Every line of the data that contains the string "trailing" must be copied.

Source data
◆ ◆ ◆

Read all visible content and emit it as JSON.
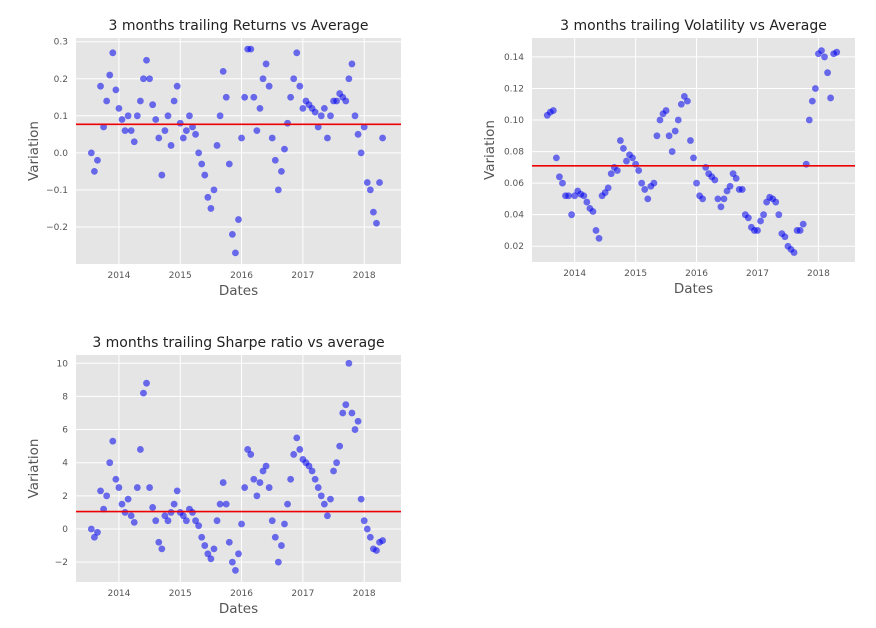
{
  "chart_data": [
    {
      "type": "scatter",
      "title": "3 months trailing Returns vs Average",
      "xlabel": "Dates",
      "ylabel": "Variation",
      "xlim": [
        2013.3,
        2018.6
      ],
      "ylim": [
        -0.3,
        0.31
      ],
      "xticks": [
        2014,
        2015,
        2016,
        2017,
        2018
      ],
      "xtick_labels": [
        "2014",
        "2015",
        "2016",
        "2017",
        "2018"
      ],
      "yticks": [
        -0.2,
        -0.1,
        0.0,
        0.1,
        0.2,
        0.3
      ],
      "ytick_labels": [
        "−0.2",
        "−0.1",
        "0.0",
        "0.1",
        "0.2",
        "0.3"
      ],
      "grid": true,
      "average": 0.077,
      "colors": {
        "points": "#0000ee",
        "average_line": "#ee0000"
      },
      "x": [
        2013.55,
        2013.6,
        2013.65,
        2013.7,
        2013.75,
        2013.8,
        2013.85,
        2013.9,
        2013.95,
        2014.0,
        2014.05,
        2014.1,
        2014.15,
        2014.2,
        2014.25,
        2014.3,
        2014.35,
        2014.4,
        2014.45,
        2014.5,
        2014.55,
        2014.6,
        2014.65,
        2014.7,
        2014.75,
        2014.8,
        2014.85,
        2014.9,
        2014.95,
        2015.0,
        2015.05,
        2015.1,
        2015.15,
        2015.2,
        2015.25,
        2015.3,
        2015.35,
        2015.4,
        2015.45,
        2015.5,
        2015.55,
        2015.6,
        2015.65,
        2015.7,
        2015.75,
        2015.8,
        2015.85,
        2015.9,
        2015.95,
        2016.0,
        2016.05,
        2016.1,
        2016.15,
        2016.2,
        2016.25,
        2016.3,
        2016.35,
        2016.4,
        2016.45,
        2016.5,
        2016.55,
        2016.6,
        2016.65,
        2016.7,
        2016.75,
        2016.8,
        2016.85,
        2016.9,
        2016.95,
        2017.0,
        2017.05,
        2017.1,
        2017.15,
        2017.2,
        2017.25,
        2017.3,
        2017.35,
        2017.4,
        2017.45,
        2017.5,
        2017.55,
        2017.6,
        2017.65,
        2017.7,
        2017.75,
        2017.8,
        2017.85,
        2017.9,
        2017.95,
        2018.0,
        2018.05,
        2018.1,
        2018.15,
        2018.2,
        2018.25,
        2018.3
      ],
      "y": [
        0.0,
        -0.05,
        -0.02,
        0.18,
        0.07,
        0.14,
        0.21,
        0.27,
        0.17,
        0.12,
        0.09,
        0.06,
        0.1,
        0.06,
        0.03,
        0.1,
        0.14,
        0.2,
        0.25,
        0.2,
        0.13,
        0.09,
        0.04,
        -0.06,
        0.06,
        0.1,
        0.02,
        0.14,
        0.18,
        0.08,
        0.04,
        0.06,
        0.1,
        0.07,
        0.05,
        0.0,
        -0.03,
        -0.06,
        -0.12,
        -0.15,
        -0.1,
        0.02,
        0.1,
        0.22,
        0.15,
        -0.03,
        -0.22,
        -0.27,
        -0.18,
        0.04,
        0.15,
        0.28,
        0.28,
        0.15,
        0.06,
        0.12,
        0.2,
        0.24,
        0.18,
        0.04,
        -0.02,
        -0.1,
        -0.05,
        0.01,
        0.08,
        0.15,
        0.2,
        0.27,
        0.18,
        0.12,
        0.14,
        0.13,
        0.12,
        0.11,
        0.07,
        0.1,
        0.12,
        0.04,
        0.1,
        0.14,
        0.14,
        0.16,
        0.15,
        0.14,
        0.2,
        0.24,
        0.1,
        0.05,
        0.0,
        0.07,
        -0.08,
        -0.1,
        -0.16,
        -0.19,
        -0.08,
        0.04
      ]
    },
    {
      "type": "scatter",
      "title": "3 months trailing Volatility vs Average",
      "xlabel": "Dates",
      "ylabel": "Variation",
      "xlim": [
        2013.3,
        2018.6
      ],
      "ylim": [
        0.01,
        0.152
      ],
      "xticks": [
        2014,
        2015,
        2016,
        2017,
        2018
      ],
      "xtick_labels": [
        "2014",
        "2015",
        "2016",
        "2017",
        "2018"
      ],
      "yticks": [
        0.02,
        0.04,
        0.06,
        0.08,
        0.1,
        0.12,
        0.14
      ],
      "ytick_labels": [
        "0.02",
        "0.04",
        "0.06",
        "0.08",
        "0.10",
        "0.12",
        "0.14"
      ],
      "grid": true,
      "average": 0.071,
      "colors": {
        "points": "#0000ee",
        "average_line": "#ee0000"
      },
      "x": [
        2013.55,
        2013.6,
        2013.65,
        2013.7,
        2013.75,
        2013.8,
        2013.85,
        2013.9,
        2013.95,
        2014.0,
        2014.05,
        2014.1,
        2014.15,
        2014.2,
        2014.25,
        2014.3,
        2014.35,
        2014.4,
        2014.45,
        2014.5,
        2014.55,
        2014.6,
        2014.65,
        2014.7,
        2014.75,
        2014.8,
        2014.85,
        2014.9,
        2014.95,
        2015.0,
        2015.05,
        2015.1,
        2015.15,
        2015.2,
        2015.25,
        2015.3,
        2015.35,
        2015.4,
        2015.45,
        2015.5,
        2015.55,
        2015.6,
        2015.65,
        2015.7,
        2015.75,
        2015.8,
        2015.85,
        2015.9,
        2015.95,
        2016.0,
        2016.05,
        2016.1,
        2016.15,
        2016.2,
        2016.25,
        2016.3,
        2016.35,
        2016.4,
        2016.45,
        2016.5,
        2016.55,
        2016.6,
        2016.65,
        2016.7,
        2016.75,
        2016.8,
        2016.85,
        2016.9,
        2016.95,
        2017.0,
        2017.05,
        2017.1,
        2017.15,
        2017.2,
        2017.25,
        2017.3,
        2017.35,
        2017.4,
        2017.45,
        2017.5,
        2017.55,
        2017.6,
        2017.65,
        2017.7,
        2017.75,
        2017.8,
        2017.85,
        2017.9,
        2017.95,
        2018.0,
        2018.05,
        2018.1,
        2018.15,
        2018.2,
        2018.25,
        2018.3
      ],
      "y": [
        0.103,
        0.105,
        0.106,
        0.076,
        0.064,
        0.06,
        0.052,
        0.052,
        0.04,
        0.052,
        0.055,
        0.053,
        0.052,
        0.048,
        0.044,
        0.042,
        0.03,
        0.025,
        0.052,
        0.054,
        0.057,
        0.066,
        0.07,
        0.068,
        0.087,
        0.082,
        0.074,
        0.078,
        0.076,
        0.072,
        0.068,
        0.06,
        0.056,
        0.05,
        0.058,
        0.06,
        0.09,
        0.1,
        0.104,
        0.106,
        0.09,
        0.08,
        0.093,
        0.1,
        0.11,
        0.115,
        0.112,
        0.087,
        0.076,
        0.06,
        0.052,
        0.05,
        0.07,
        0.066,
        0.064,
        0.062,
        0.05,
        0.045,
        0.05,
        0.055,
        0.058,
        0.066,
        0.063,
        0.056,
        0.056,
        0.04,
        0.038,
        0.032,
        0.03,
        0.03,
        0.036,
        0.04,
        0.048,
        0.051,
        0.05,
        0.048,
        0.04,
        0.028,
        0.026,
        0.02,
        0.018,
        0.016,
        0.03,
        0.03,
        0.034,
        0.072,
        0.1,
        0.112,
        0.12,
        0.142,
        0.144,
        0.14,
        0.13,
        0.114,
        0.142,
        0.143
      ]
    },
    {
      "type": "scatter",
      "title": "3 months trailing Sharpe ratio vs average",
      "xlabel": "Dates",
      "ylabel": "Variation",
      "xlim": [
        2013.3,
        2018.6
      ],
      "ylim": [
        -3.2,
        10.5
      ],
      "xticks": [
        2014,
        2015,
        2016,
        2017,
        2018
      ],
      "xtick_labels": [
        "2014",
        "2015",
        "2016",
        "2017",
        "2018"
      ],
      "yticks": [
        -2,
        0,
        2,
        4,
        6,
        8,
        10
      ],
      "ytick_labels": [
        "−2",
        "0",
        "2",
        "4",
        "6",
        "8",
        "10"
      ],
      "grid": true,
      "average": 1.05,
      "colors": {
        "points": "#0000ee",
        "average_line": "#ee0000"
      },
      "x": [
        2013.55,
        2013.6,
        2013.65,
        2013.7,
        2013.75,
        2013.8,
        2013.85,
        2013.9,
        2013.95,
        2014.0,
        2014.05,
        2014.1,
        2014.15,
        2014.2,
        2014.25,
        2014.3,
        2014.35,
        2014.4,
        2014.45,
        2014.5,
        2014.55,
        2014.6,
        2014.65,
        2014.7,
        2014.75,
        2014.8,
        2014.85,
        2014.9,
        2014.95,
        2015.0,
        2015.05,
        2015.1,
        2015.15,
        2015.2,
        2015.25,
        2015.3,
        2015.35,
        2015.4,
        2015.45,
        2015.5,
        2015.55,
        2015.6,
        2015.65,
        2015.7,
        2015.75,
        2015.8,
        2015.85,
        2015.9,
        2015.95,
        2016.0,
        2016.05,
        2016.1,
        2016.15,
        2016.2,
        2016.25,
        2016.3,
        2016.35,
        2016.4,
        2016.45,
        2016.5,
        2016.55,
        2016.6,
        2016.65,
        2016.7,
        2016.75,
        2016.8,
        2016.85,
        2016.9,
        2016.95,
        2017.0,
        2017.05,
        2017.1,
        2017.15,
        2017.2,
        2017.25,
        2017.3,
        2017.35,
        2017.4,
        2017.45,
        2017.5,
        2017.55,
        2017.6,
        2017.65,
        2017.7,
        2017.75,
        2017.8,
        2017.85,
        2017.9,
        2017.95,
        2018.0,
        2018.05,
        2018.1,
        2018.15,
        2018.2,
        2018.25,
        2018.3
      ],
      "y": [
        0.0,
        -0.5,
        -0.2,
        2.3,
        1.2,
        2.0,
        4.0,
        5.3,
        3.0,
        2.5,
        1.5,
        1.0,
        1.8,
        0.8,
        0.4,
        2.5,
        4.8,
        8.2,
        8.8,
        2.5,
        1.3,
        0.5,
        -0.8,
        -1.2,
        0.8,
        0.5,
        1.0,
        1.5,
        2.3,
        1.0,
        0.8,
        0.5,
        1.2,
        1.0,
        0.5,
        0.2,
        -0.5,
        -1.0,
        -1.5,
        -1.8,
        -1.2,
        0.5,
        1.5,
        2.8,
        1.5,
        -0.8,
        -2.0,
        -2.5,
        -1.5,
        0.3,
        2.5,
        4.8,
        4.5,
        3.0,
        2.0,
        2.8,
        3.5,
        3.8,
        2.5,
        0.5,
        -0.5,
        -2.0,
        -1.0,
        0.3,
        1.5,
        3.0,
        4.5,
        5.5,
        4.8,
        4.2,
        4.0,
        3.8,
        3.5,
        3.0,
        2.5,
        2.0,
        1.5,
        0.8,
        1.8,
        3.5,
        4.0,
        5.0,
        7.0,
        7.5,
        10.0,
        7.0,
        6.0,
        6.5,
        1.8,
        0.5,
        0.0,
        -0.5,
        -1.2,
        -1.3,
        -0.8,
        -0.7
      ]
    }
  ]
}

◆ ◆ ◆

[REPLY]
      "title": "3 months trailing Returns vs Average",
      "title": "3 months trailing Volatility vs Average",
      "title": "3 months trailing Sharpe ratio vs average",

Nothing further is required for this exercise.